> _What to do_: Give as a numbered list the lines of the material between the line holding "legend-item: 30%-50% AMI" and the line holding "legend-label: 80-100% AMI", inclusive. Omit any blank lines.
══ Data shown ══
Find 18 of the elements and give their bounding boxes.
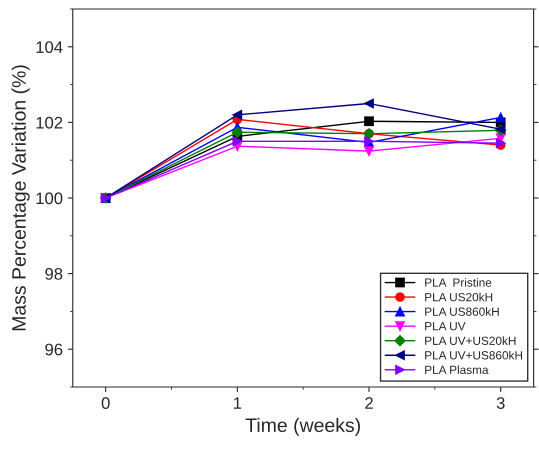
- y-axis-title: Mass Percentage Variation (%): [12, 65, 30, 330]
- legend-label: PLA Plasma: [425, 365, 489, 374]
- legend-label: PLA UV+US20kH: [425, 336, 516, 345]
- y-tick-label: 98: [45, 268, 62, 280]
- y-tick-label: 102: [36, 116, 62, 129]
- x-tick-label: 2: [365, 397, 373, 409]
- legend-label: PLA UV+US860kH: [425, 350, 522, 360]
- legend-label: PLA Pristine: [425, 278, 492, 287]
- y-tick-label: 100: [36, 192, 62, 204]
- x-tick-label: 1: [234, 397, 242, 409]
- y-tick-label: 96: [45, 344, 62, 356]
- x-axis-title: Time (weeks): [246, 418, 360, 436]
- x-tick-label: 3: [496, 397, 505, 409]
- legend-label: PLA US860kH: [425, 307, 499, 316]
- y-tick-label: 104: [36, 41, 63, 54]
- legend-label: PLA UV: [425, 322, 466, 330]
- x-tick-label: 0: [102, 397, 110, 409]
- legend-label: PLA US20kH: [425, 292, 492, 302]
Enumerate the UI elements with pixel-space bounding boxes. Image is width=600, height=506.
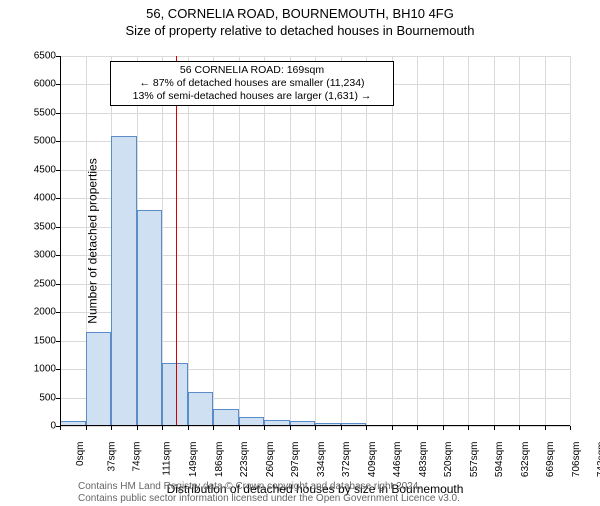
x-tick-mark [570, 426, 571, 430]
x-tick-mark [162, 426, 163, 430]
y-tick-label: 2500 [34, 278, 56, 289]
gridline-v [494, 56, 495, 426]
x-tick-mark [264, 426, 265, 430]
gridline-v [264, 56, 265, 426]
x-tick-label: 706sqm [571, 442, 582, 478]
x-tick-mark [443, 426, 444, 430]
x-tick-label: 632sqm [520, 442, 531, 478]
x-tick-mark [392, 426, 393, 430]
histogram-bar [188, 392, 214, 426]
x-tick-mark [60, 426, 61, 430]
gridline-v [290, 56, 291, 426]
x-tick-label: 446sqm [392, 442, 403, 478]
y-tick-label: 4500 [34, 164, 56, 175]
credit-line-1: Contains HM Land Registry data © Crown c… [78, 481, 421, 493]
x-tick-mark [519, 426, 520, 430]
y-tick-label: 0 [50, 421, 56, 432]
chart-title-line1: 56, CORNELIA ROAD, BOURNEMOUTH, BH10 4FG [0, 6, 600, 21]
x-tick-label: 743sqm [596, 442, 600, 478]
x-tick-label: 520sqm [443, 442, 454, 478]
x-tick-label: 557sqm [469, 442, 480, 478]
x-tick-mark [213, 426, 214, 430]
plot-region: 0500100015002000250030003500400045005000… [60, 56, 570, 426]
x-tick-label: 0sqm [75, 442, 86, 466]
x-tick-label: 372sqm [341, 442, 352, 478]
x-tick-mark [86, 426, 87, 430]
y-axis-label: Number of detached properties [86, 158, 100, 323]
y-tick-label: 500 [39, 392, 56, 403]
gridline-v [519, 56, 520, 426]
x-tick-mark [417, 426, 418, 430]
chart-area: 0500100015002000250030003500400045005000… [60, 56, 570, 426]
gridline-v [392, 56, 393, 426]
x-tick-label: 483sqm [418, 442, 429, 478]
y-tick-label: 6000 [34, 79, 56, 90]
x-tick-label: 334sqm [316, 442, 327, 478]
x-tick-mark [545, 426, 546, 430]
x-tick-label: 297sqm [290, 442, 301, 478]
gridline-v [468, 56, 469, 426]
x-tick-label: 111sqm [161, 442, 172, 476]
x-tick-mark [468, 426, 469, 430]
y-tick-label: 1500 [34, 335, 56, 346]
x-axis-line [60, 425, 570, 426]
chart-title-line2: Size of property relative to detached ho… [0, 23, 600, 38]
x-tick-label: 669sqm [545, 442, 556, 478]
annotation-line: ← 87% of detached houses are smaller (11… [117, 77, 387, 90]
x-tick-label: 409sqm [367, 442, 378, 478]
gridline-v [188, 56, 189, 426]
y-tick-label: 1000 [34, 364, 56, 375]
y-axis-line [60, 56, 61, 426]
x-tick-mark [239, 426, 240, 430]
annotation-line: 56 CORNELIA ROAD: 169sqm [117, 64, 387, 77]
x-tick-label: 186sqm [214, 442, 225, 478]
x-tick-mark [494, 426, 495, 430]
x-tick-label: 74sqm [132, 442, 143, 472]
gridline-v [417, 56, 418, 426]
gridline-v [315, 56, 316, 426]
y-tick-label: 3500 [34, 221, 56, 232]
chart-container: 56, CORNELIA ROAD, BOURNEMOUTH, BH10 4FG… [0, 6, 600, 506]
gridline-v [213, 56, 214, 426]
x-tick-label: 37sqm [106, 442, 117, 472]
gridline-v [366, 56, 367, 426]
gridline-v [545, 56, 546, 426]
x-tick-label: 223sqm [239, 442, 250, 478]
gridline-v [341, 56, 342, 426]
credit-line-2: Contains public sector information licen… [78, 493, 460, 505]
y-tick-label: 4000 [34, 193, 56, 204]
y-tick-label: 5500 [34, 107, 56, 118]
x-tick-label: 260sqm [265, 442, 276, 478]
y-tick-label: 5000 [34, 136, 56, 147]
histogram-bar [111, 136, 137, 426]
histogram-bar [162, 363, 188, 426]
x-tick-mark [341, 426, 342, 430]
x-tick-mark [137, 426, 138, 430]
x-tick-mark [290, 426, 291, 430]
x-tick-mark [366, 426, 367, 430]
x-tick-label: 149sqm [188, 442, 199, 478]
x-tick-mark [111, 426, 112, 430]
x-tick-mark [188, 426, 189, 430]
x-tick-label: 594sqm [494, 442, 505, 478]
histogram-bar [86, 332, 112, 426]
gridline-v [570, 56, 571, 426]
y-tick-label: 6500 [34, 51, 56, 62]
histogram-bar [213, 409, 239, 426]
y-tick-label: 2000 [34, 307, 56, 318]
annotation-box: 56 CORNELIA ROAD: 169sqm← 87% of detache… [110, 61, 394, 106]
y-tick-label: 3000 [34, 250, 56, 261]
annotation-line: 13% of semi-detached houses are larger (… [117, 90, 387, 103]
reference-line [176, 56, 177, 426]
histogram-bar [137, 210, 163, 426]
gridline-v [443, 56, 444, 426]
x-tick-mark [315, 426, 316, 430]
gridline-v [239, 56, 240, 426]
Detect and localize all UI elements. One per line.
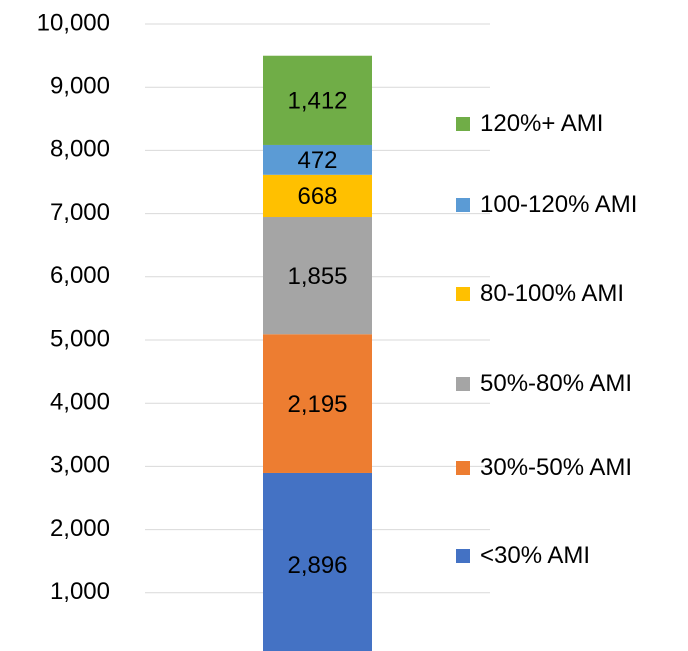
legend-item: 30%-50% AMI — [456, 450, 680, 485]
legend-item: 80-100% AMI — [456, 276, 680, 311]
legend-swatch — [456, 117, 470, 131]
legend-swatch — [456, 198, 470, 212]
legend-swatch — [456, 549, 470, 563]
bar-segment — [263, 174, 372, 218]
y-tick-label: 5,000 — [50, 325, 110, 352]
legend-label: 100-120% AMI — [480, 191, 638, 218]
legend-item: 50%-80% AMI — [456, 366, 680, 401]
y-tick-label: 6,000 — [50, 262, 110, 289]
bar-segment — [263, 217, 372, 335]
data-label: 1,412 — [287, 88, 347, 115]
y-tick-label: 7,000 — [50, 199, 110, 226]
legend-swatch — [456, 461, 470, 475]
legend-label: <30% AMI — [480, 542, 591, 569]
bar-segment — [263, 144, 372, 175]
data-label: 2,195 — [287, 391, 347, 418]
bar-segment — [263, 55, 372, 145]
data-label: 1,855 — [287, 263, 347, 290]
legend-label: 120%+ AMI — [480, 110, 604, 137]
y-tick-label: 3,000 — [50, 452, 110, 479]
y-tick-label: 9,000 — [50, 73, 110, 100]
y-tick-label: 10,000 — [37, 9, 110, 36]
legend-label: 50%-80% AMI — [480, 370, 633, 397]
y-tick-label: 1,000 — [50, 578, 110, 605]
data-label: 472 — [297, 147, 337, 174]
bar-segment — [263, 334, 372, 473]
legend-swatch — [456, 377, 470, 391]
legend-label: 80-100% AMI — [480, 280, 625, 307]
legend-label: 30%-50% AMI — [480, 454, 633, 481]
legend-item: <30% AMI — [456, 538, 680, 573]
data-label: 2,896 — [287, 552, 347, 579]
y-tick-label: 4,000 — [50, 389, 110, 416]
y-tick-label: 8,000 — [50, 136, 110, 163]
legend-item: 100-120% AMI — [456, 187, 680, 222]
legend-item: 120%+ AMI — [456, 106, 680, 141]
y-tick-label: 2,000 — [50, 515, 110, 542]
legend-swatch — [456, 287, 470, 301]
data-label: 668 — [297, 183, 337, 210]
bar-segment — [263, 472, 372, 651]
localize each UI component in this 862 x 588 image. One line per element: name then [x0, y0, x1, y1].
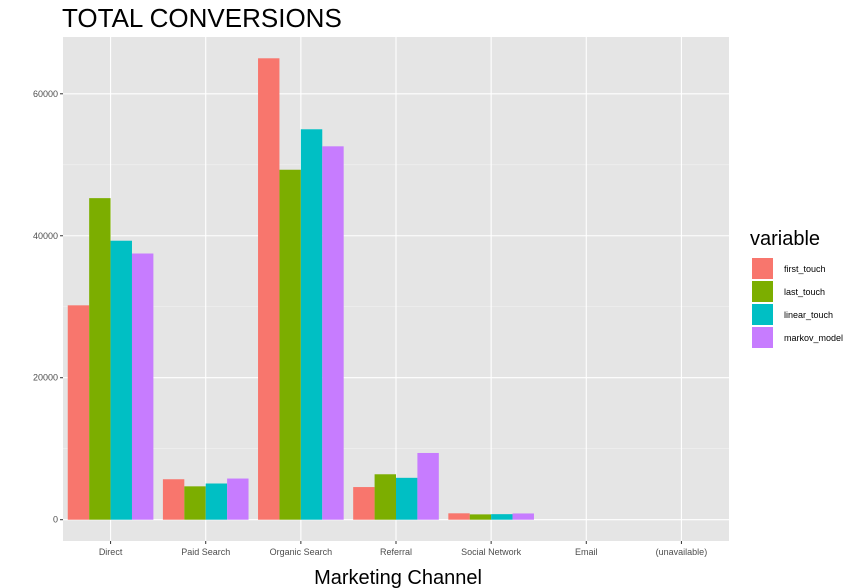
bar-first_touch-4 [448, 513, 470, 520]
bar-linear_touch-4 [491, 514, 513, 520]
x-axis-title: Marketing Channel [314, 567, 482, 588]
bar-markov_model-1 [227, 478, 249, 520]
x-tick-label: Direct [99, 547, 123, 557]
legend-label-markov_model: markov_model [784, 333, 843, 343]
bar-first_touch-0 [67, 305, 90, 520]
y-tick-label: 20000 [33, 373, 58, 383]
legend-title: variable [750, 228, 820, 250]
bar-last_touch-2 [279, 169, 301, 520]
bar-first_touch-2 [258, 58, 280, 520]
y-tick-label: 0 [53, 515, 58, 525]
legend-key-linear_touch [752, 304, 773, 325]
bar-last_touch-0 [89, 198, 111, 520]
x-axis: Direct Paid Search Organic Search Referral S… [99, 541, 707, 557]
legend-label-first_touch: first_touch [784, 264, 826, 274]
x-tick-label: Email [575, 547, 598, 557]
y-tick-label: 60000 [33, 89, 58, 99]
bar-linear_touch-3 [396, 477, 418, 520]
legend: variable first_touch last_touch linear_tou… [750, 228, 843, 348]
legend-key-first_touch [752, 258, 773, 279]
legend-label-last_touch: last_touch [784, 287, 825, 297]
bar-last_touch-3 [374, 474, 396, 520]
bar-first_touch-3 [353, 487, 375, 520]
bar-markov_model-2 [322, 146, 344, 520]
legend-label-linear_touch: linear_touch [784, 310, 833, 320]
x-tick-label: (unavailable) [656, 547, 708, 557]
bar-markov_model-4 [512, 513, 534, 520]
y-axis: 0 20000 40000 60000 [33, 89, 63, 525]
bars-group [67, 58, 534, 520]
bar-last_touch-1 [184, 486, 206, 520]
bar-first_touch-1 [162, 479, 185, 520]
x-tick-label: Social Network [461, 547, 522, 557]
bar-linear_touch-0 [110, 240, 132, 520]
bar-last_touch-4 [469, 514, 492, 520]
bar-markov_model-3 [417, 452, 439, 520]
x-tick-label: Paid Search [181, 547, 230, 557]
legend-key-last_touch [752, 281, 773, 302]
x-tick-label: Organic Search [270, 547, 333, 557]
bar-markov_model-0 [131, 253, 154, 520]
chart-title: TOTAL CONVERSIONS [62, 3, 342, 33]
x-tick-label: Referral [380, 547, 412, 557]
legend-key-markov_model [752, 327, 773, 348]
bar-linear_touch-1 [205, 483, 228, 520]
y-tick-label: 40000 [33, 231, 58, 241]
bar-linear_touch-2 [300, 129, 323, 520]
═══
> _Written response_:
1. legend-item: 30%-50% AMI — [456, 450, 680, 485]
2. legend-item: 80-100% AMI — [456, 276, 680, 311]
3. legend-swatch — [456, 117, 470, 131]
4. legend-swatch — [456, 198, 470, 212]
5. legend-swatch — [456, 549, 470, 563]
6. bar-segment — [263, 174, 372, 218]
7. y-tick-label: 5,000 — [50, 325, 110, 352]
8. legend-label: 100-120% AMI — [480, 191, 638, 218]
9. legend-item: 50%-80% AMI — [456, 366, 680, 401]
10. y-tick-label: 6,000 — [50, 262, 110, 289]
11. bar-segment — [263, 217, 372, 335]
12. data-label: 1,412 — [287, 88, 347, 115]
13. y-tick-label: 7,000 — [50, 199, 110, 226]
14. legend-swatch — [456, 461, 470, 475]
15. legend-label: <30% AMI — [480, 542, 591, 569]
16. bar-segment — [263, 144, 372, 175]
17. data-label: 2,195 — [287, 391, 347, 418]
18. bar-segment — [263, 55, 372, 145]
19. data-label: 1,855 — [287, 263, 347, 290]
20. legend-label: 120%+ AMI — [480, 110, 604, 137]
21. y-tick-label: 3,000 — [50, 452, 110, 479]
22. y-tick-label: 9,000 — [50, 73, 110, 100]
23. y-tick-label: 10,000 — [37, 9, 110, 36]
24. legend-label: 50%-80% AMI — [480, 370, 633, 397]
25. y-tick-label: 1,000 — [50, 578, 110, 605]
26. data-label: 472 — [297, 147, 337, 174]
27. bar-segment — [263, 334, 372, 473]
28. legend-swatch — [456, 377, 470, 391]
29. legend-label: 80-100% AMI — [480, 280, 625, 307]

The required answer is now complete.